***** Data supplied *****
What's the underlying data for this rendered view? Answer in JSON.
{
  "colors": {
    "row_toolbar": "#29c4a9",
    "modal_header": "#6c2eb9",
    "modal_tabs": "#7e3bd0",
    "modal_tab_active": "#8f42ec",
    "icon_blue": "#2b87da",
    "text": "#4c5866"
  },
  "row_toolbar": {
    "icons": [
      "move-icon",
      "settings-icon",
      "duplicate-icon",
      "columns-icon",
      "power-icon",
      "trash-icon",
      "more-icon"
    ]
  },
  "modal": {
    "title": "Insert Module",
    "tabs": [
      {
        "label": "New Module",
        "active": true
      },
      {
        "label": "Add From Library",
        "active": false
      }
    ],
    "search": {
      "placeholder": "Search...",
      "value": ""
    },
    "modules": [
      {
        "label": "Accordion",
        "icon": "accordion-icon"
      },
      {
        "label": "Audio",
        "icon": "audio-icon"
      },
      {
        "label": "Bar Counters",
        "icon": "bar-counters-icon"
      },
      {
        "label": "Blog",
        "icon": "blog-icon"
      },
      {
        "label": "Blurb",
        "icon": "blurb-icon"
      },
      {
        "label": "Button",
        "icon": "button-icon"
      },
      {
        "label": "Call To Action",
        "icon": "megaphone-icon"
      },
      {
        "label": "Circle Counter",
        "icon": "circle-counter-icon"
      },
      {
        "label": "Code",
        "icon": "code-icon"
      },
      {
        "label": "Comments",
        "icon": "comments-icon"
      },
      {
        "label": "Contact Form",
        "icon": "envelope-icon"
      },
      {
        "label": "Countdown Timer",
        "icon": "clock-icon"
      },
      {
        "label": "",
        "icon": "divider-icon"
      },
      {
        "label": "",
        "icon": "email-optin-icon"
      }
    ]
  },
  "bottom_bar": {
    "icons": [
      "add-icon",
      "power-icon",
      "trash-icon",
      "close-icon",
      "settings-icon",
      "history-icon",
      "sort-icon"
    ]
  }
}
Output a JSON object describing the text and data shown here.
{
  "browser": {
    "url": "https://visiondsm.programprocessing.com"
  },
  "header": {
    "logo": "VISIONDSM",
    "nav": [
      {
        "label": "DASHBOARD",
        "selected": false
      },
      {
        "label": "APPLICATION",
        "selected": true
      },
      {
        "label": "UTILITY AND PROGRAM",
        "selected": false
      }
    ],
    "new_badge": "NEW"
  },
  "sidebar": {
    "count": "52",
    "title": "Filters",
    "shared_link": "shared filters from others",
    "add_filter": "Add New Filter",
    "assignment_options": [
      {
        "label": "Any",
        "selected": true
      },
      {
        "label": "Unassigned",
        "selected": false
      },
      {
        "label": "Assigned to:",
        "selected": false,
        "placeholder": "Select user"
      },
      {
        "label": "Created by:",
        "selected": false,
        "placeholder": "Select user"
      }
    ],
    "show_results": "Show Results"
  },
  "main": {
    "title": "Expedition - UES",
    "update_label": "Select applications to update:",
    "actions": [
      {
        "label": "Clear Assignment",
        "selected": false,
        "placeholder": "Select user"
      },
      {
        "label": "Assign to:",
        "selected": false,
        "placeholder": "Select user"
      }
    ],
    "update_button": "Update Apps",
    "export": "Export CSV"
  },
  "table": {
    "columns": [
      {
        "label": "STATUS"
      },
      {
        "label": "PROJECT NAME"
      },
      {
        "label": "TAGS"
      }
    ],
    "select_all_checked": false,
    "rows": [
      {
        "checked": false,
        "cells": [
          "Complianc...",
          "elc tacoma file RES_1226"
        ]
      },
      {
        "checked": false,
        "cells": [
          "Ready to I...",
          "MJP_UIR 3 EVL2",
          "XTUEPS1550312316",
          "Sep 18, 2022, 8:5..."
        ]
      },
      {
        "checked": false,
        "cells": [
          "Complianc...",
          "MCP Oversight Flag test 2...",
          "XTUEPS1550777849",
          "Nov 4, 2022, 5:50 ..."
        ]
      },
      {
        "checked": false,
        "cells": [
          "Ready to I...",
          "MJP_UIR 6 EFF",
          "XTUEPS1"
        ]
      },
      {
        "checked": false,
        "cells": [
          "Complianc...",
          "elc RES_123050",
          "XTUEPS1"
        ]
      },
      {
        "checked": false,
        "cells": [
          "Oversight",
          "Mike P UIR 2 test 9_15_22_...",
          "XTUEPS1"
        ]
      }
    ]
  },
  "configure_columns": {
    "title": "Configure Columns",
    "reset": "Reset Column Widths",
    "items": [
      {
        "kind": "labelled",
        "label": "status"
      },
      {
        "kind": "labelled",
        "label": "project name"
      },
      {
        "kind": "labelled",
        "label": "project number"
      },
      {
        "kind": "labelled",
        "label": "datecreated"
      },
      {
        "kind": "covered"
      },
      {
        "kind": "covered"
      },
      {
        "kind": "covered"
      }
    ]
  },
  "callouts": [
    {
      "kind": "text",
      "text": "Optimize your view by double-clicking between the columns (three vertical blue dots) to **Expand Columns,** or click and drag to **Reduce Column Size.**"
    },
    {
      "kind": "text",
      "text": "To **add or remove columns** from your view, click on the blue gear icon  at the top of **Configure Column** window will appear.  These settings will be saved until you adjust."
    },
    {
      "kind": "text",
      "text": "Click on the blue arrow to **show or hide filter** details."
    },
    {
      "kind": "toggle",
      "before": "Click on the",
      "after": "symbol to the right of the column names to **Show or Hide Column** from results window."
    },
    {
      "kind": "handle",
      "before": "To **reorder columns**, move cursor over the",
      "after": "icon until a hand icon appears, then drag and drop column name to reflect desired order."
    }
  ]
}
*****
Your task:
Copy each entry exactly, with nothing added or dropped.

Reply:
What's the underlying data for this rendered view? Answer in JSON.
{
  "colors": {
    "row_toolbar": "#29c4a9",
    "modal_header": "#6c2eb9",
    "modal_tabs": "#7e3bd0",
    "modal_tab_active": "#8f42ec",
    "icon_blue": "#2b87da",
    "text": "#4c5866"
  },
  "row_toolbar": {
    "icons": [
      "move-icon",
      "settings-icon",
      "duplicate-icon",
      "columns-icon",
      "power-icon",
      "trash-icon",
      "more-icon"
    ]
  },
  "modal": {
    "title": "Insert Module",
    "tabs": [
      {
        "label": "New Module",
        "active": true
      },
      {
        "label": "Add From Library",
        "active": false
      }
    ],
    "search": {
      "placeholder": "Search...",
      "value": ""
    },
    "modules": [
      {
        "label": "Accordion",
        "icon": "accordion-icon"
      },
      {
        "label": "Audio",
        "icon": "audio-icon"
      },
      {
        "label": "Bar Counters",
        "icon": "bar-counters-icon"
      },
      {
        "label": "Blog",
        "icon": "blog-icon"
      },
      {
        "label": "Blurb",
        "icon": "blurb-icon"
      },
      {
        "label": "Button",
        "icon": "button-icon"
      },
      {
        "label": "Call To Action",
        "icon": "megaphone-icon"
      },
      {
        "label": "Circle Counter",
        "icon": "circle-counter-icon"
      },
      {
        "label": "Code",
        "icon": "code-icon"
      },
      {
        "label": "Comments",
        "icon": "comments-icon"
      },
      {
        "label": "Contact Form",
        "icon": "envelope-icon"
      },
      {
        "label": "Countdown Timer",
        "icon": "clock-icon"
      },
      {
        "label": "",
        "icon": "divider-icon"
      },
      {
        "label": "",
        "icon": "email-optin-icon"
      }
    ]
  },
  "bottom_bar": {
    "icons": [
      "add-icon",
      "power-icon",
      "trash-icon",
      "close-icon",
      "settings-icon",
      "history-icon",
      "sort-icon"
    ]
  }
}
Output a JSON object describing the text and data shown here.
{
  "browser": {
    "url": "https://visiondsm.programprocessing.com"
  },
  "header": {
    "logo": "VISIONDSM",
    "nav": [
      {
        "label": "DASHBOARD",
        "selected": false
      },
      {
        "label": "APPLICATION",
        "selected": true
      },
      {
        "label": "UTILITY AND PROGRAM",
        "selected": false
      }
    ],
    "new_badge": "NEW"
  },
  "sidebar": {
    "count": "52",
    "title": "Filters",
    "shared_link": "shared filters from others",
    "add_filter": "Add New Filter",
    "assignment_options": [
      {
        "label": "Any",
        "selected": true
      },
      {
        "label": "Unassigned",
        "selected": false
      },
      {
        "label": "Assigned to:",
        "selected": false,
        "placeholder": "Select user"
      },
      {
        "label": "Created by:",
        "selected": false,
        "placeholder": "Select user"
      }
    ],
    "show_results": "Show Results"
  },
  "main": {
    "title": "Expedition - UES",
    "update_label": "Select applications to update:",
    "actions": [
      {
        "label": "Clear Assignment",
        "selected": false,
        "placeholder": "Select user"
      },
      {
        "label": "Assign to:",
        "selected": false,
        "placeholder": "Select user"
      }
    ],
    "update_button": "Update Apps",
    "export": "Export CSV"
  },
  "table": {
    "columns": [
      {
        "label": "STATUS"
      },
      {
        "label": "PROJECT NAME"
      },
      {
        "label": "TAGS"
      }
    ],
    "select_all_checked": false,
    "rows": [
      {
        "checked": false,
        "cells": [
          "Complianc...",
          "elc tacoma file RES_1226"
        ]
      },
      {
        "checked": false,
        "cells": [
          "Ready to I...",
          "MJP_UIR 3 EVL2",
          "XTUEPS1550312316",
          "Sep 18, 2022, 8:5..."
        ]
      },
      {
        "checked": false,
        "cells": [
          "Complianc...",
          "MCP Oversight Flag test 2...",
          "XTUEPS1550777849",
          "Nov 4, 2022, 5:50 ..."
        ]
      },
      {
        "checked": false,
        "cells": [
          "Ready to I...",
          "MJP_UIR 6 EFF",
          "XTUEPS1"
        ]
      },
      {
        "checked": false,
        "cells": [
          "Complianc...",
          "elc RES_123050",
          "XTUEPS1"
        ]
      },
      {
        "checked": false,
        "cells": [
          "Oversight",
          "Mike P UIR 2 test 9_15_22_...",
          "XTUEPS1"
        ]
      }
    ]
  },
  "configure_columns": {
    "title": "Configure Columns",
    "reset": "Reset Column Widths",
    "items": [
      {
        "kind": "labelled",
        "label": "status"
      },
      {
        "kind": "labelled",
        "label": "project name"
      },
      {
        "kind": "labelled",
        "label": "project number"
      },
      {
        "kind": "labelled",
        "label": "datecreated"
      },
      {
        "kind": "covered"
      },
      {
        "kind": "covered"
      },
      {
        "kind": "covered"
      }
    ]
  },
  "callouts": [
    {
      "kind": "text",
      "text": "Optimize your view by double-clicking between the columns (three vertical blue dots) to **Expand Columns,** or click and drag to **Reduce Column Size.**"
    },
    {
      "kind": "text",
      "text": "To **add or remove columns** from your view, click on the blue gear icon  at the top of **Configure Column** window will appear.  These settings will be saved until you adjust."
    },
    {
      "kind": "text",
      "text": "Click on the blue arrow to **show or hide filter** details."
    },
    {
      "kind": "toggle",
      "before": "Click on the",
      "after": "symbol to the right of the column names to **Show or Hide Column** from results window."
    },
    {
      "kind": "handle",
      "before": "To **reorder columns**, move cursor over the",
      "after": "icon until a hand icon appears, then drag and drop column name to reflect desired order."
    }
  ]
}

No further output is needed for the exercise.